[Saved data entries]
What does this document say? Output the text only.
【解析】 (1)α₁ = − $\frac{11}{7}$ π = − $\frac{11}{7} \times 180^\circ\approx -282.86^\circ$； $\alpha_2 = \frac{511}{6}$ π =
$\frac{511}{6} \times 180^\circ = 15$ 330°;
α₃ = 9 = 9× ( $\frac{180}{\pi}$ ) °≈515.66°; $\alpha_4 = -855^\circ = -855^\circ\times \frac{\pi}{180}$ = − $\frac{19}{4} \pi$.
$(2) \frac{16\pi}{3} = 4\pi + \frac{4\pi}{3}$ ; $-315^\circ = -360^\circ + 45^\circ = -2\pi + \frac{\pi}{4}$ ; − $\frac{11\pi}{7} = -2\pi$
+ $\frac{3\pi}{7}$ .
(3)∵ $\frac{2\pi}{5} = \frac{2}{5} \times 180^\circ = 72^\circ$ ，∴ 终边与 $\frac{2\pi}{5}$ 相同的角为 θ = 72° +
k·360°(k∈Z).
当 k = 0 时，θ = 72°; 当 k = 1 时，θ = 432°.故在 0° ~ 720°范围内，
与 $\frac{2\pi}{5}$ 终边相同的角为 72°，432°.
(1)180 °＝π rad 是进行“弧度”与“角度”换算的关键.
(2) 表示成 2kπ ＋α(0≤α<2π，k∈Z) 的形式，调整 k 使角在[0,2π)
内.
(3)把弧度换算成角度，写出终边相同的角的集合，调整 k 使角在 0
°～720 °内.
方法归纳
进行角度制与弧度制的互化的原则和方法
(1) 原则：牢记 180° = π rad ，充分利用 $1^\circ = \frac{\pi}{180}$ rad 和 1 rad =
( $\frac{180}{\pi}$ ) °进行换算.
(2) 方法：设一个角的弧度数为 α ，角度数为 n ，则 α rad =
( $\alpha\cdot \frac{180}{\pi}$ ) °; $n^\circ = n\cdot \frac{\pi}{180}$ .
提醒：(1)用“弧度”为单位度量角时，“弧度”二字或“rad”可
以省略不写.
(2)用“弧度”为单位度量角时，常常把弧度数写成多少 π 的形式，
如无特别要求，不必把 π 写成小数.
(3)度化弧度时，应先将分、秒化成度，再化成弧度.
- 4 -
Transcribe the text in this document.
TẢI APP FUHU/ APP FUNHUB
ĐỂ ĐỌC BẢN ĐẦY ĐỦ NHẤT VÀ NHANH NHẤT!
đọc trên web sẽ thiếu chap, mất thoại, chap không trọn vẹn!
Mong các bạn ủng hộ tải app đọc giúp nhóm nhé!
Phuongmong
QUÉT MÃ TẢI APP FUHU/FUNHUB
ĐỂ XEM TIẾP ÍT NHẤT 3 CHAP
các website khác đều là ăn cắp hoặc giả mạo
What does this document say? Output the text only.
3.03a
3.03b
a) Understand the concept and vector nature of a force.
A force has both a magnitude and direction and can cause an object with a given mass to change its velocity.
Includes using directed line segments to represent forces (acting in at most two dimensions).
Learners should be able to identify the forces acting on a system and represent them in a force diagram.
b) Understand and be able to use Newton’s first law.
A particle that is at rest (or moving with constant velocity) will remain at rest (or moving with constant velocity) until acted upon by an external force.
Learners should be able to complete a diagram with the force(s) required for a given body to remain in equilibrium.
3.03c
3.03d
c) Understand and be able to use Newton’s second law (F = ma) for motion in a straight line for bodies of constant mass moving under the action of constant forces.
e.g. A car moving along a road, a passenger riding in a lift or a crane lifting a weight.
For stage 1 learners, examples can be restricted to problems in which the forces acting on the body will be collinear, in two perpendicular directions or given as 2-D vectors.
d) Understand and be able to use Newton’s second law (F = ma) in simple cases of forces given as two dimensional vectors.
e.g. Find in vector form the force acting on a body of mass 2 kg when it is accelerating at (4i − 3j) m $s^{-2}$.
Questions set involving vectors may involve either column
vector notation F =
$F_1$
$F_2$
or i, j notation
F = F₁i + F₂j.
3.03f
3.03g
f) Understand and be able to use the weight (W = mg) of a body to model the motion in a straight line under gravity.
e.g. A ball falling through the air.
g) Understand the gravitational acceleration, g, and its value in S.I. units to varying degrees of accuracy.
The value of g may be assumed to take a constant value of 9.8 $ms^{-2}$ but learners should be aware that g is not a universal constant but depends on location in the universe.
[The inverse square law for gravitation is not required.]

WHAT THIS TASK INVOLVES. Transcribe all of the entries without altering anything.

ANSWER TO THE PROBLEM.
What does this document say? Output the text only.
【解析】 (1)α₁ = − $\frac{11}{7}$ π = − $\frac{11}{7} \times 180^\circ\approx -282.86^\circ$； $\alpha_2 = \frac{511}{6}$ π =
$\frac{511}{6} \times 180^\circ = 15$ 330°;
α₃ = 9 = 9× ( $\frac{180}{\pi}$ ) °≈515.66°; $\alpha_4 = -855^\circ = -855^\circ\times \frac{\pi}{180}$ = − $\frac{19}{4} \pi$.
$(2) \frac{16\pi}{3} = 4\pi + \frac{4\pi}{3}$ ; $-315^\circ = -360^\circ + 45^\circ = -2\pi + \frac{\pi}{4}$ ; − $\frac{11\pi}{7} = -2\pi$
+ $\frac{3\pi}{7}$ .
(3)∵ $\frac{2\pi}{5} = \frac{2}{5} \times 180^\circ = 72^\circ$ ，∴ 终边与 $\frac{2\pi}{5}$ 相同的角为 θ = 72° +
k·360°(k∈Z).
当 k = 0 时，θ = 72°; 当 k = 1 时，θ = 432°.故在 0° ~ 720°范围内，
与 $\frac{2\pi}{5}$ 终边相同的角为 72°，432°.
(1)180 °＝π rad 是进行“弧度”与“角度”换算的关键.
(2) 表示成 2kπ ＋α(0≤α<2π，k∈Z) 的形式，调整 k 使角在[0,2π)
内.
(3)把弧度换算成角度，写出终边相同的角的集合，调整 k 使角在 0
°～720 °内.
方法归纳
进行角度制与弧度制的互化的原则和方法
(1) 原则：牢记 180° = π rad ，充分利用 $1^\circ = \frac{\pi}{180}$ rad 和 1 rad =
( $\frac{180}{\pi}$ ) °进行换算.
(2) 方法：设一个角的弧度数为 α ，角度数为 n ，则 α rad =
( $\alpha\cdot \frac{180}{\pi}$ ) °; $n^\circ = n\cdot \frac{\pi}{180}$ .
提醒：(1)用“弧度”为单位度量角时，“弧度”二字或“rad”可
以省略不写.
(2)用“弧度”为单位度量角时，常常把弧度数写成多少 π 的形式，
如无特别要求，不必把 π 写成小数.
(3)度化弧度时，应先将分、秒化成度，再化成弧度.
- 4 -
Transcribe the text in this document.
TẢI APP FUHU/ APP FUNHUB
ĐỂ ĐỌC BẢN ĐẦY ĐỦ NHẤT VÀ NHANH NHẤT!
đọc trên web sẽ thiếu chap, mất thoại, chap không trọn vẹn!
Mong các bạn ủng hộ tải app đọc giúp nhóm nhé!
Phuongmong
QUÉT MÃ TẢI APP FUHU/FUNHUB
ĐỂ XEM TIẾP ÍT NHẤT 3 CHAP
các website khác đều là ăn cắp hoặc giả mạo
What does this document say? Output the text only.
3.03a
3.03b
a) Understand the concept and vector nature of a force.
A force has both a magnitude and direction and can cause an object with a given mass to change its velocity.
Includes using directed line segments to represent forces (acting in at most two dimensions).
Learners should be able to identify the forces acting on a system and represent them in a force diagram.
b) Understand and be able to use Newton’s first law.
A particle that is at rest (or moving with constant velocity) will remain at rest (or moving with constant velocity) until acted upon by an external force.
Learners should be able to complete a diagram with the force(s) required for a given body to remain in equilibrium.
3.03c
3.03d
c) Understand and be able to use Newton’s second law (F = ma) for motion in a straight line for bodies of constant mass moving under the action of constant forces.
e.g. A car moving along a road, a passenger riding in a lift or a crane lifting a weight.
For stage 1 learners, examples can be restricted to problems in which the forces acting on the body will be collinear, in two perpendicular directions or given as 2-D vectors.
d) Understand and be able to use Newton’s second law (F = ma) in simple cases of forces given as two dimensional vectors.
e.g. Find in vector form the force acting on a body of mass 2 kg when it is accelerating at (4i − 3j) m $s^{-2}$.
Questions set involving vectors may involve either column
vector notation F =
$F_1$
$F_2$
or i, j notation
F = F₁i + F₂j.
3.03f
3.03g
f) Understand and be able to use the weight (W = mg) of a body to model the motion in a straight line under gravity.
e.g. A ball falling through the air.
g) Understand the gravitational acceleration, g, and its value in S.I. units to varying degrees of accuracy.
The value of g may be assumed to take a constant value of 9.8 $ms^{-2}$ but learners should be aware that g is not a universal constant but depends on location in the universe.
[The inverse square law for gravitation is not required.]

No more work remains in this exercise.